◆ What is expected ◆
Look for the string "সকলক" in every line, and copy each line that has it.

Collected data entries
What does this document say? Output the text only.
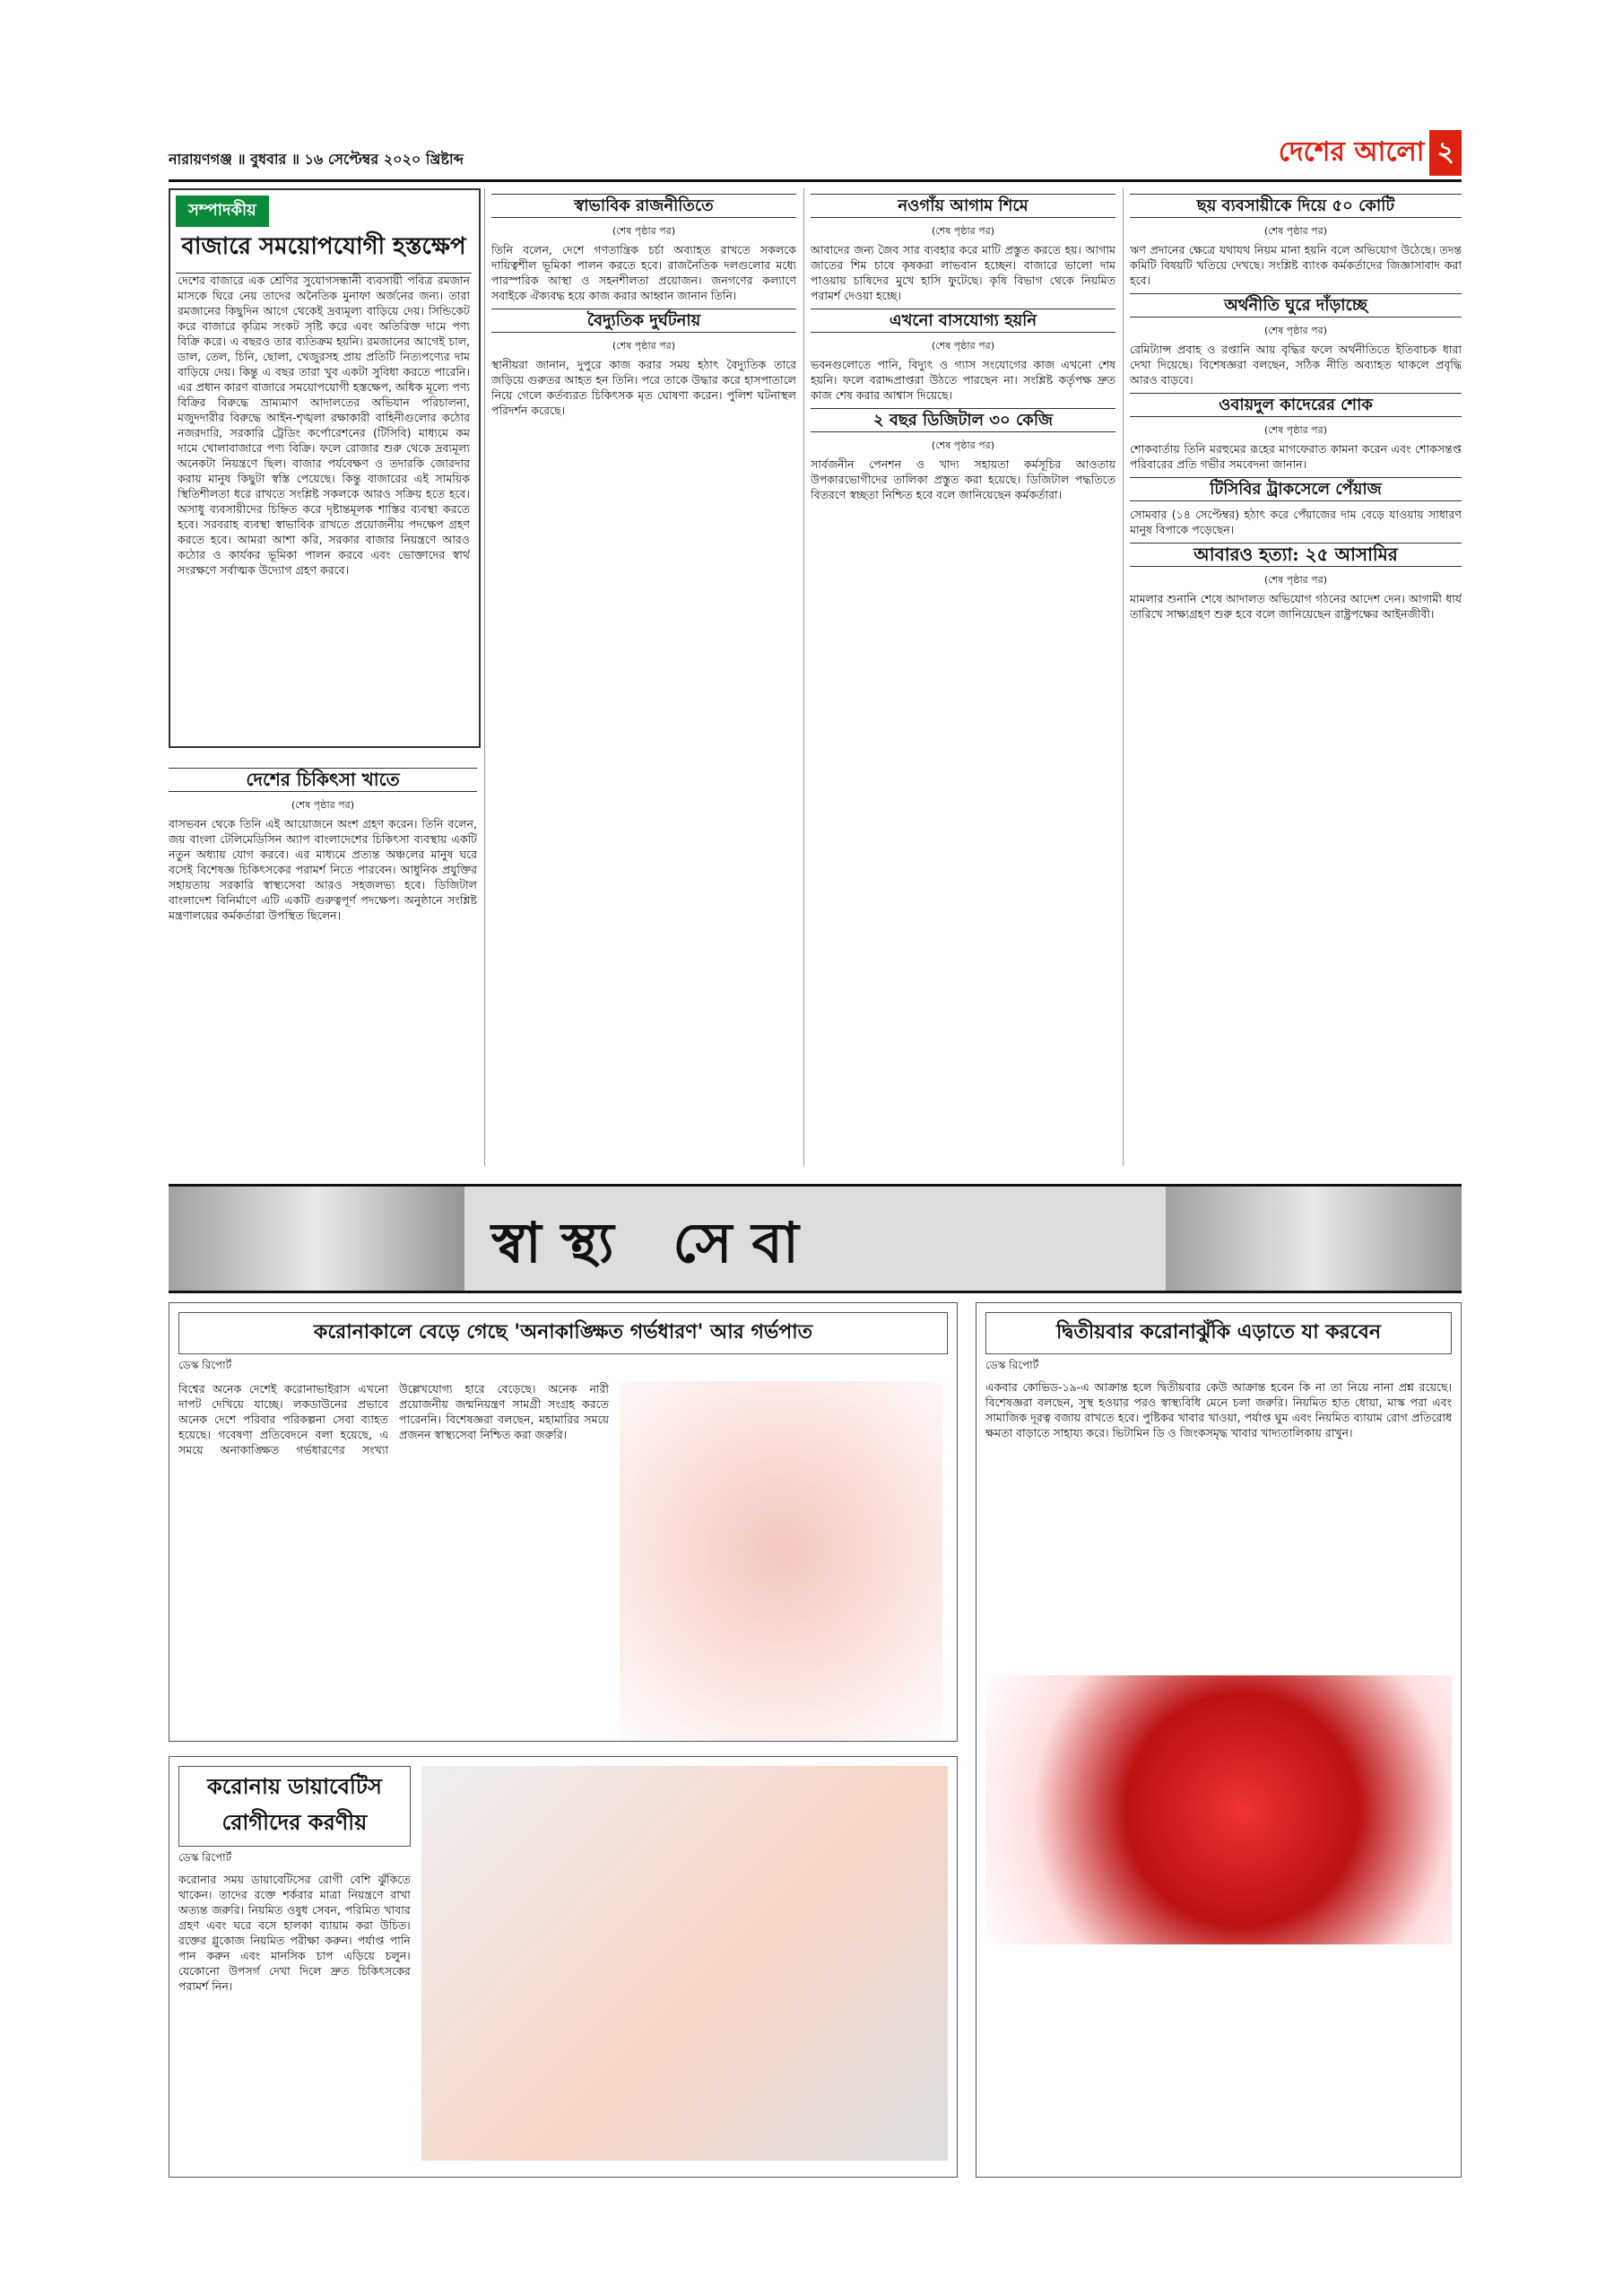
নারায়ণগঞ্জ ॥ বুধবার ॥ ১৬ সেপ্টেম্বর ২০২০ খ্রিষ্টাব্দ	দেশের আলো ২
সম্পাদকীয়
বাজারে সময়োপযোগী হস্তক্ষেপ
দেশের বাজারে এক শ্রেণির সুযোগসন্ধানী ব্যবসায়ী পবিত্র রমজান মাসকে ঘিরে নেয় তাদের অনৈতিক মুনাফা অর্জনের জন্য। তারা রমজানের কিছুদিন আগে থেকেই দ্রব্যমূল্য বাড়িয়ে দেয়। সিন্ডিকেট করে বাজারে কৃত্রিম সংকট সৃষ্টি করে এবং অতিরিক্ত দামে পণ্য বিক্রি করে। এ বছরও তার ব্যতিক্রম হয়নি। রমজানের আগেই চাল, ডাল, তেল, চিনি, ছোলা, খেজুরসহ প্রায় প্রতিটি নিত্যপণ্যের দাম বাড়িয়ে দেয়। কিন্তু এ বছর তারা খুব একটা সুবিধা করতে পারেনি। এর প্রধান কারণ বাজারে সময়োপযোগী হস্তক্ষেপ, অধিক মূল্যে পণ্য বিক্রির বিরুদ্ধে ভ্রাম্যমাণ আদালতের অভিযান পরিচালনা, মজুদদারীর বিরুদ্ধে আইন-শৃঙ্খলা রক্ষাকারী বাহিনীগুলোর কঠোর নজরদারি, সরকারি ট্রেডিং কর্পোরেশনের (টিসিবি) মাধ্যমে কম দামে খোলাবাজারে পণ্য বিক্রি। ফলে রোজার শুরু থেকে দ্রব্যমূল্য অনেকটা নিয়ন্ত্রণে ছিল। বাজার পর্যবেক্ষণ ও তদারকি জোরদার করায় মানুষ কিছুটা স্বস্তি পেয়েছে। কিন্তু বাজারের এই সাময়িক স্থিতিশীলতা ধরে রাখতে সংশ্লিষ্ট সকলকে আরও সক্রিয় হতে হবে। অসাধু ব্যবসায়ীদের চিহ্নিত করে দৃষ্টান্তমূলক শাস্তির ব্যবস্থা করতে হবে। সরবরাহ ব্যবস্থা স্বাভাবিক রাখতে প্রয়োজনীয় পদক্ষেপ গ্রহণ করতে হবে। আমরা আশা করি, সরকার বাজার নিয়ন্ত্রণে আরও কঠোর ও কার্যকর ভূমিকা পালন করবে এবং ভোক্তাদের স্বার্থ সংরক্ষণে সর্বাত্মক উদ্যোগ গ্রহণ করবে।
দেশের চিকিৎসা খাতে
(শেষ পৃষ্ঠার পর)

বাসভবন থেকে তিনি এই আয়োজনে অংশ গ্রহণ করেন। তিনি বলেন, জয় বাংলা টেলিমেডিসিন অ্যাপ বাংলাদেশের চিকিৎসা ব্যবস্থায় একটি নতুন অধ্যায় যোগ করবে। এর মাধ্যমে প্রত্যন্ত অঞ্চলের মানুষ ঘরে বসেই বিশেষজ্ঞ চিকিৎসকের পরামর্শ নিতে পারবেন। আধুনিক প্রযুক্তির সহায়তায় সরকারি স্বাস্থ্যসেবা আরও সহজলভ্য হবে। ডিজিটাল বাংলাদেশ বিনির্মাণে এটি একটি গুরুত্বপূর্ণ পদক্ষেপ। অনুষ্ঠানে সংশ্লিষ্ট মন্ত্রণালয়ের কর্মকর্তারা উপস্থিত ছিলেন।

স্বাভাবিক রাজনীতিতে
(শেষ পৃষ্ঠার পর)

তিনি বলেন, দেশে গণতান্ত্রিক চর্চা অব্যাহত রাখতে সকলকে দায়িত্বশীল ভূমিকা পালন করতে হবে। রাজনৈতিক দলগুলোর মধ্যে পারস্পরিক আস্থা ও সহনশীলতা প্রয়োজন। জনগণের কল্যাণে সবাইকে ঐক্যবদ্ধ হয়ে কাজ করার আহ্বান জানান তিনি।

বৈদ্যুতিক দুর্ঘটনায়
(শেষ পৃষ্ঠার পর)

স্থানীয়রা জানান, দুপুরে কাজ করার সময় হঠাৎ বৈদ্যুতিক তারে জড়িয়ে গুরুতর আহত হন তিনি। পরে তাকে উদ্ধার করে হাসপাতালে নিয়ে গেলে কর্তব্যরত চিকিৎসক মৃত ঘোষণা করেন। পুলিশ ঘটনাস্থল পরিদর্শন করেছে।

নওগাঁয় আগাম শিমে
(শেষ পৃষ্ঠার পর)

আবাদের জন্য জৈব সার ব্যবহার করে মাটি প্রস্তুত করতে হয়। আগাম জাতের শিম চাষে কৃষকরা লাভবান হচ্ছেন। বাজারে ভালো দাম পাওয়ায় চাষিদের মুখে হাসি ফুটেছে। কৃষি বিভাগ থেকে নিয়মিত পরামর্শ দেওয়া হচ্ছে।

এখনো বাসযোগ্য হয়নি
(শেষ পৃষ্ঠার পর)

ভবনগুলোতে পানি, বিদ্যুৎ ও গ্যাস সংযোগের কাজ এখনো শেষ হয়নি। ফলে বরাদ্দপ্রাপ্তরা উঠতে পারছেন না। সংশ্লিষ্ট কর্তৃপক্ষ দ্রুত কাজ শেষ করার আশ্বাস দিয়েছে।

২ বছর ডিজিটাল ৩০ কেজি
(শেষ পৃষ্ঠার পর)

সার্বজনীন পেনশন ও খাদ্য সহায়তা কর্মসূচির আওতায় উপকারভোগীদের তালিকা প্রস্তুত করা হয়েছে। ডিজিটাল পদ্ধতিতে বিতরণে স্বচ্ছতা নিশ্চিত হবে বলে জানিয়েছেন কর্মকর্তারা।

ছয় ব্যবসায়ীকে দিয়ে ৫০ কোটি
(শেষ পৃষ্ঠার পর)

ঋণ প্রদানের ক্ষেত্রে যথাযথ নিয়ম মানা হয়নি বলে অভিযোগ উঠেছে। তদন্ত কমিটি বিষয়টি খতিয়ে দেখছে। সংশ্লিষ্ট ব্যাংক কর্মকর্তাদের জিজ্ঞাসাবাদ করা হবে।

অর্থনীতি ঘুরে দাঁড়াচ্ছে
(শেষ পৃষ্ঠার পর)

রেমিট্যান্স প্রবাহ ও রপ্তানি আয় বৃদ্ধির ফলে অর্থনীতিতে ইতিবাচক ধারা দেখা দিয়েছে। বিশেষজ্ঞরা বলছেন, সঠিক নীতি অব্যাহত থাকলে প্রবৃদ্ধি আরও বাড়বে।

ওবায়দুল কাদেরের শোক
(শেষ পৃষ্ঠার পর)

শোকবার্তায় তিনি মরহুমের রূহের মাগফেরাত কামনা করেন এবং শোকসন্তপ্ত পরিবারের প্রতি গভীর সমবেদনা জানান।

টিসিবির ট্রাকসেলে পেঁয়াজ

সোমবার (১৪ সেপ্টেম্বর) হঠাৎ করে পেঁয়াজের দাম বেড়ে যাওয়ায় সাধারণ মানুষ বিপাকে পড়েছেন।

আবারও হত্যা: ২৫ আসামির
(শেষ পৃষ্ঠার পর)

মামলার শুনানি শেষে আদালত অভিযোগ গঠনের আদেশ দেন। আগামী ধার্য তারিখে সাক্ষ্যগ্রহণ শুরু হবে বলে জানিয়েছেন রাষ্ট্রপক্ষের আইনজীবী।

স্বাস্থ্য সেবা
করোনাকালে বেড়ে গেছে 'অনাকাঙ্ক্ষিত গর্ভধারণ' আর গর্ভপাত
ডেস্ক রিপোর্ট
বিশ্বের অনেক দেশেই করোনাভাইরাস এখনো দাপট দেখিয়ে যাচ্ছে। লকডাউনের প্রভাবে অনেক দেশে পরিবার পরিকল্পনা সেবা ব্যাহত হয়েছে। গবেষণা প্রতিবেদনে বলা হয়েছে, এ সময়ে অনাকাঙ্ক্ষিত গর্ভধারণের সংখ্যা উল্লেখযোগ্য হারে বেড়েছে। অনেক নারী প্রয়োজনীয় জন্মনিয়ন্ত্রণ সামগ্রী সংগ্রহ করতে পারেননি। বিশেষজ্ঞরা বলছেন, মহামারির সময়ে প্রজনন স্বাস্থ্যসেবা নিশ্চিত করা জরুরি।
দ্বিতীয়বার করোনাঝুঁকি এড়াতে যা করবেন
ডেস্ক রিপোর্ট
একবার কোভিড-১৯-এ আক্রান্ত হলে দ্বিতীয়বার কেউ আক্রান্ত হবেন কি না তা নিয়ে নানা প্রশ্ন রয়েছে। বিশেষজ্ঞরা বলছেন, সুস্থ হওয়ার পরও স্বাস্থ্যবিধি মেনে চলা জরুরি। নিয়মিত হাত ধোয়া, মাস্ক পরা এবং সামাজিক দূরত্ব বজায় রাখতে হবে। পুষ্টিকর খাবার খাওয়া, পর্যাপ্ত ঘুম এবং নিয়মিত ব্যায়াম রোগ প্রতিরোধ ক্ষমতা বাড়াতে সাহায্য করে। ভিটামিন ডি ও জিংকসমৃদ্ধ খাবার খাদ্যতালিকায় রাখুন।
করোনায় ডায়াবেটিস রোগীদের করণীয়
ডেস্ক রিপোর্ট
করোনার সময় ডায়াবেটিসের রোগী বেশি ঝুঁকিতে থাকেন। তাদের রক্তে শর্করার মাত্রা নিয়ন্ত্রণে রাখা অত্যন্ত জরুরি। নিয়মিত ওষুধ সেবন, পরিমিত খাবার গ্রহণ এবং ঘরে বসে হালকা ব্যায়াম করা উচিত। রক্তের গ্লুকোজ নিয়মিত পরীক্ষা করুন। পর্যাপ্ত পানি পান করুন এবং মানসিক চাপ এড়িয়ে চলুন। যেকোনো উপসর্গ দেখা দিলে দ্রুত চিকিৎসকের পরামর্শ নিন।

◆ Worked solution ◆
দেশের বাজারে এক শ্রেণির সুযোগসন্ধানী ব্যবসায়ী পবিত্র রমজান মাসকে ঘিরে নেয় তাদের অনৈতিক মুনাফা অর্জনের জন্য। তারা রমজানের কিছুদিন আগে থেকেই দ্রব্যমূল্য বাড়িয়ে দেয়। সিন্ডিকেট করে বাজারে কৃত্রিম সংকট সৃষ্টি করে এবং অতিরিক্ত দামে পণ্য বিক্রি করে। এ বছরও তার ব্যতিক্রম হয়নি। রমজানের আগেই চাল, ডাল, তেল, চিনি, ছোলা, খেজুরসহ প্রায় প্রতিটি নিত্যপণ্যের দাম বাড়িয়ে দেয়। কিন্তু এ বছর তারা খুব একটা সুবিধা করতে পারেনি। এর প্রধান কারণ বাজারে সময়োপযোগী হস্তক্ষেপ, অধিক মূল্যে পণ্য বিক্রির বিরুদ্ধে ভ্রাম্যমাণ আদালতের অভিযান পরিচালনা, মজুদদারীর বিরুদ্ধে আইন-শৃঙ্খলা রক্ষাকারী বাহিনীগুলোর কঠোর নজরদারি, সরকারি ট্রেডিং কর্পোরেশনের (টিসিবি) মাধ্যমে কম দামে খোলাবাজারে পণ্য বিক্রি। ফলে রোজার শুরু থেকে দ্রব্যমূল্য অনেকটা নিয়ন্ত্রণে ছিল। বাজার পর্যবেক্ষণ ও তদারকি জোরদার করায় মানুষ কিছুটা স্বস্তি পেয়েছে। কিন্তু বাজারের এই সাময়িক স্থিতিশীলতা ধরে রাখতে সংশ্লিষ্ট সকলকে আরও সক্রিয় হতে হবে। অসাধু ব্যবসায়ীদের চিহ্নিত করে দৃষ্টান্তমূলক শাস্তির ব্যবস্থা করতে হবে। সরবরাহ ব্যবস্থা স্বাভাবিক রাখতে প্রয়োজনীয় পদক্ষেপ গ্রহণ করতে হবে। আমরা আশা করি, সরকার বাজার নিয়ন্ত্রণে আরও কঠোর ও কার্যকর ভূমিকা পালন করবে এবং ভোক্তাদের স্বার্থ সংরক্ষণে সর্বাত্মক উদ্যোগ গ্রহণ করবে।
তিনি বলেন, দেশে গণতান্ত্রিক চর্চা অব্যাহত রাখতে সকলকে দায়িত্বশীল ভূমিকা পালন করতে হবে। রাজনৈতিক দলগুলোর মধ্যে পারস্পরিক আস্থা ও সহনশীলতা প্রয়োজন। জনগণের কল্যাণে সবাইকে ঐক্যবদ্ধ হয়ে কাজ করার আহ্বান জানান তিনি।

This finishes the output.